- _LISTED ENTRIES_

════════

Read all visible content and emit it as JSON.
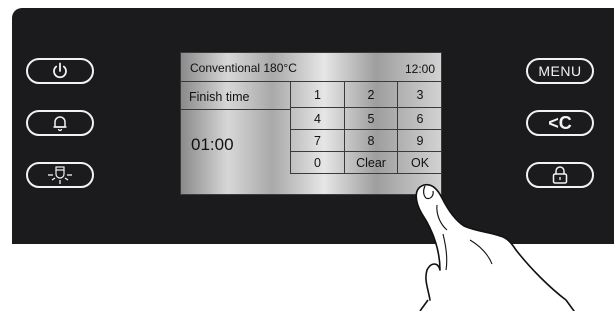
{
  "left_buttons": [
    {
      "icon": "power-icon"
    },
    {
      "icon": "bell-icon"
    },
    {
      "icon": "lamp-icon"
    }
  ],
  "right_buttons": [
    {
      "label": "MENU"
    },
    {
      "label": "<C",
      "icon": "back-clear-icon"
    },
    {
      "icon": "lock-icon"
    }
  ],
  "screen": {
    "mode_title": "Conventional 180°C",
    "clock": "12:00",
    "finish_label": "Finish time",
    "finish_value": "01:00"
  },
  "keypad": {
    "keys": [
      "1",
      "2",
      "3",
      "4",
      "5",
      "6",
      "7",
      "8",
      "9",
      "0",
      "Clear",
      "OK"
    ]
  },
  "colors": {
    "panel": "#1b1b1d",
    "button_outline": "#f2f2f2",
    "screen_metal": "#c8c8c8"
  }
}
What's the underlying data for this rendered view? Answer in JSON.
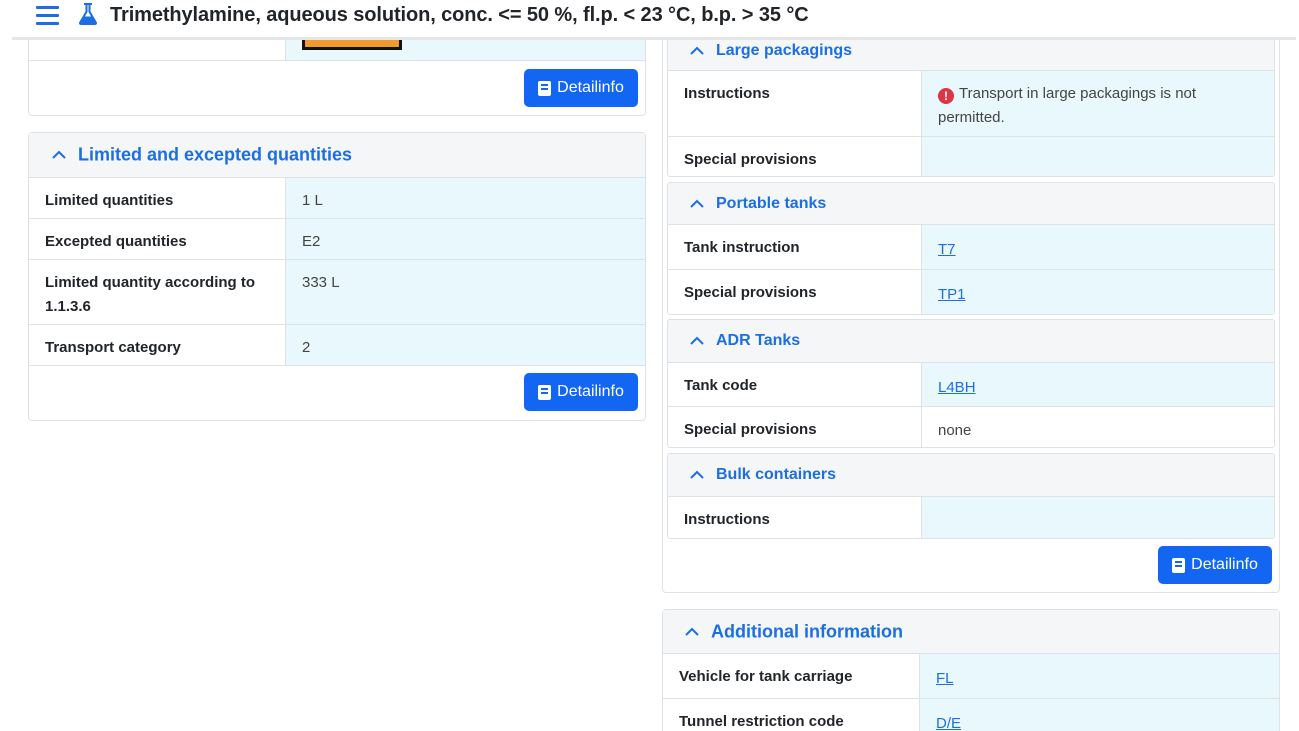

════════

- _REQUEST_
All records must be output exactly as they are, except for the pictures, which are left out.

- _RESULT FOR THIS EXERCISE_
Read all visible content and emit it as JSON.
{
  "left_buttons": [
    {
      "icon": "power-icon"
    },
    {
      "icon": "bell-icon"
    },
    {
      "icon": "lamp-icon"
    }
  ],
  "right_buttons": [
    {
      "label": "MENU"
    },
    {
      "label": "<C",
      "icon": "back-clear-icon"
    },
    {
      "icon": "lock-icon"
    }
  ],
  "screen": {
    "mode_title": "Conventional 180°C",
    "clock": "12:00",
    "finish_label": "Finish time",
    "finish_value": "01:00"
  },
  "keypad": {
    "keys": [
      "1",
      "2",
      "3",
      "4",
      "5",
      "6",
      "7",
      "8",
      "9",
      "0",
      "Clear",
      "OK"
    ]
  },
  "colors": {
    "panel": "#1b1b1d",
    "button_outline": "#f2f2f2",
    "screen_metal": "#c8c8c8"
  }
}
What's the underlying data for this rendered view? Answer in JSON.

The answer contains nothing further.